(Records contained in a dataset)
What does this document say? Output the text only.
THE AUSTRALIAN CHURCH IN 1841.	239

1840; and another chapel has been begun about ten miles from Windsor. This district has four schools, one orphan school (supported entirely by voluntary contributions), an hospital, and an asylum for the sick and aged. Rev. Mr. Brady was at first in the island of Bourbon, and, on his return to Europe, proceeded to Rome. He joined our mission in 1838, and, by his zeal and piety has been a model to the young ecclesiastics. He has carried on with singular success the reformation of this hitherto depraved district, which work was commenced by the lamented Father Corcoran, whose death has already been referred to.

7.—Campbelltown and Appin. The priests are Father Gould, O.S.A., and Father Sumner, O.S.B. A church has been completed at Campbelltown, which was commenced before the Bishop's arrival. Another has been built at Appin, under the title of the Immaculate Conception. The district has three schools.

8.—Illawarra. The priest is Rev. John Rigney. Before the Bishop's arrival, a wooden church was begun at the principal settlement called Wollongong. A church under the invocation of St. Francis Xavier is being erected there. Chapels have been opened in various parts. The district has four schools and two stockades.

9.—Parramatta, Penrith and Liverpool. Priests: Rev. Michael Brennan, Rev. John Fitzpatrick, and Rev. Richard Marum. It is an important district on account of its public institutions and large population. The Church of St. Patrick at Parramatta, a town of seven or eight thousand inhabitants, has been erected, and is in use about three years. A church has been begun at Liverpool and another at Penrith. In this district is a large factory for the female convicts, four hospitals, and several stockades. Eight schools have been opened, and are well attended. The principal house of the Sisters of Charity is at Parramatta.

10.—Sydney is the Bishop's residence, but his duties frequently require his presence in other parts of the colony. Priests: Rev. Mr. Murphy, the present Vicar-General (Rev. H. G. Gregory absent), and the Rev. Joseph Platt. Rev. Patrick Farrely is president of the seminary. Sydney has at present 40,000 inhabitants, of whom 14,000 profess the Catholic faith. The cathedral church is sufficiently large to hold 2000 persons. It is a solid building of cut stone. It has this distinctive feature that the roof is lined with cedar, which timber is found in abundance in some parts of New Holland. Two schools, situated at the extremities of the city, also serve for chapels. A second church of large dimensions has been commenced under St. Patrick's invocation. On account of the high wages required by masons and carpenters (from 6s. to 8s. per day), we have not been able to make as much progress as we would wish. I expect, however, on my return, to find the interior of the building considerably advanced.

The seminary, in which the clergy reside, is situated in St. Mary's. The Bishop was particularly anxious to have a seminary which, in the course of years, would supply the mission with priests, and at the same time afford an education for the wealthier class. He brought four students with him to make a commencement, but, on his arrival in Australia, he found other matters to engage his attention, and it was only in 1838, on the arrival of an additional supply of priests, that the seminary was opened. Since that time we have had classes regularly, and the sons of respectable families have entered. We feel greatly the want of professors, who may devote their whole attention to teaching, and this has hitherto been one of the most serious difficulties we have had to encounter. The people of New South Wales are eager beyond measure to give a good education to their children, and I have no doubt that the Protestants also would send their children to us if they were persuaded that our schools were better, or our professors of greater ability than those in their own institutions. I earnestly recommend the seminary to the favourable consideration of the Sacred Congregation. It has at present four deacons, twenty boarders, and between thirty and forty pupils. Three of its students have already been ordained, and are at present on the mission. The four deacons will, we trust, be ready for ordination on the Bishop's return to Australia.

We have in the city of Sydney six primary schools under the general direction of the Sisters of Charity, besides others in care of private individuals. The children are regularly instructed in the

▸ What to work on
Write every record out again, unaltered.

▸ Answer to this exercise
What does this document say? Output the text only.
THE AUSTRALIAN CHURCH IN 1841.	239

1840; and another chapel has been begun about ten miles from Windsor. This district has four schools, one orphan school (supported entirely by voluntary contributions), an hospital, and an asylum for the sick and aged. Rev. Mr. Brady was at first in the island of Bourbon, and, on his return to Europe, proceeded to Rome. He joined our mission in 1838, and, by his zeal and piety has been a model to the young ecclesiastics. He has carried on with singular success the reformation of this hitherto depraved district, which work was commenced by the lamented Father Corcoran, whose death has already been referred to.

7.—Campbelltown and Appin. The priests are Father Gould, O.S.A., and Father Sumner, O.S.B. A church has been completed at Campbelltown, which was commenced before the Bishop's arrival. Another has been built at Appin, under the title of the Immaculate Conception. The district has three schools.

8.—Illawarra. The priest is Rev. John Rigney. Before the Bishop's arrival, a wooden church was begun at the principal settlement called Wollongong. A church under the invocation of St. Francis Xavier is being erected there. Chapels have been opened in various parts. The district has four schools and two stockades.

9.—Parramatta, Penrith and Liverpool. Priests: Rev. Michael Brennan, Rev. John Fitzpatrick, and Rev. Richard Marum. It is an important district on account of its public institutions and large population. The Church of St. Patrick at Parramatta, a town of seven or eight thousand inhabitants, has been erected, and is in use about three years. A church has been begun at Liverpool and another at Penrith. In this district is a large factory for the female convicts, four hospitals, and several stockades. Eight schools have been opened, and are well attended. The principal house of the Sisters of Charity is at Parramatta.

10.—Sydney is the Bishop's residence, but his duties frequently require his presence in other parts of the colony. Priests: Rev. Mr. Murphy, the present Vicar-General (Rev. H. G. Gregory absent), and the Rev. Joseph Platt. Rev. Patrick Farrely is president of the seminary. Sydney has at present 40,000 inhabitants, of whom 14,000 profess the Catholic faith. The cathedral church is sufficiently large to hold 2000 persons. It is a solid building of cut stone. It has this distinctive feature that the roof is lined with cedar, which timber is found in abundance in some parts of New Holland. Two schools, situated at the extremities of the city, also serve for chapels. A second church of large dimensions has been commenced under St. Patrick's invocation. On account of the high wages required by masons and carpenters (from 6s. to 8s. per day), we have not been able to make as much progress as we would wish. I expect, however, on my return, to find the interior of the building considerably advanced.

The seminary, in which the clergy reside, is situated in St. Mary's. The Bishop was particularly anxious to have a seminary which, in the course of years, would supply the mission with priests, and at the same time afford an education for the wealthier class. He brought four students with him to make a commencement, but, on his arrival in Australia, he found other matters to engage his attention, and it was only in 1838, on the arrival of an additional supply of priests, that the seminary was opened. Since that time we have had classes regularly, and the sons of respectable families have entered. We feel greatly the want of professors, who may devote their whole attention to teaching, and this has hitherto been one of the most serious difficulties we have had to encounter. The people of New South Wales are eager beyond measure to give a good education to their children, and I have no doubt that the Protestants also would send their children to us if they were persuaded that our schools were better, or our professors of greater ability than those in their own institutions. I earnestly recommend the seminary to the favourable consideration of the Sacred Congregation. It has at present four deacons, twenty boarders, and between thirty and forty pupils. Three of its students have already been ordained, and are at present on the mission. The four deacons will, we trust, be ready for ordination on the Bishop's return to Australia.

We have in the city of Sydney six primary schools under the general direction of the Sisters of Charity, besides others in care of private individuals. The children are regularly instructed in the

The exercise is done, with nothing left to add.